━━━━━ DATASET RECORDS ━━━━━

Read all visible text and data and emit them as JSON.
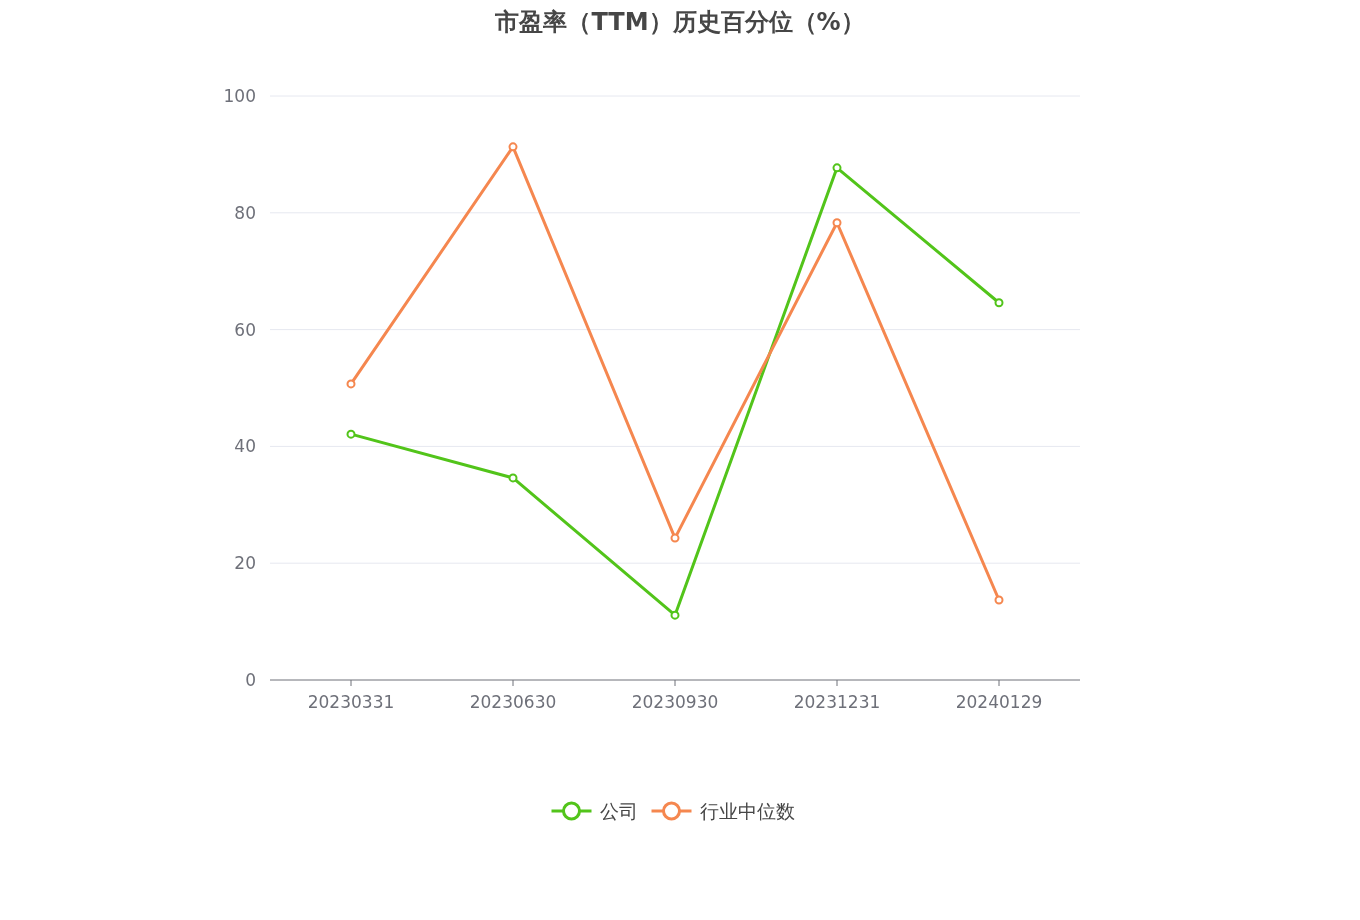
{
  "chart_data": {
    "type": "line",
    "title": "市盈率（TTM）历史百分位（%）",
    "categories": [
      "20230331",
      "20230630",
      "20230930",
      "20231231",
      "20240129"
    ],
    "series": [
      {
        "name": "公司",
        "color": "#52c41a",
        "values": [
          42.1,
          34.6,
          11.1,
          87.7,
          64.6
        ]
      },
      {
        "name": "行业中位数",
        "color": "#f5874f",
        "values": [
          50.7,
          91.3,
          24.3,
          78.3,
          13.7
        ]
      }
    ],
    "ylim": [
      0,
      100
    ],
    "yticks": [
      0,
      20,
      40,
      60,
      80,
      100
    ],
    "grid": "y",
    "legend": "bottom",
    "marker": "circle",
    "line_style": "solid"
  }
}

━━━━━

**DO THIS:** Using the material above, retype each entry exactly and omit the pictures.

**EXERCISE OUTPUT:**
Read all visible text and data and emit them as JSON.
{
  "chart_data": {
    "type": "line",
    "title": "市盈率（TTM）历史百分位（%）",
    "categories": [
      "20230331",
      "20230630",
      "20230930",
      "20231231",
      "20240129"
    ],
    "series": [
      {
        "name": "公司",
        "color": "#52c41a",
        "values": [
          42.1,
          34.6,
          11.1,
          87.7,
          64.6
        ]
      },
      {
        "name": "行业中位数",
        "color": "#f5874f",
        "values": [
          50.7,
          91.3,
          24.3,
          78.3,
          13.7
        ]
      }
    ],
    "ylim": [
      0,
      100
    ],
    "yticks": [
      0,
      20,
      40,
      60,
      80,
      100
    ],
    "grid": "y",
    "legend": "bottom",
    "marker": "circle",
    "line_style": "solid"
  }
}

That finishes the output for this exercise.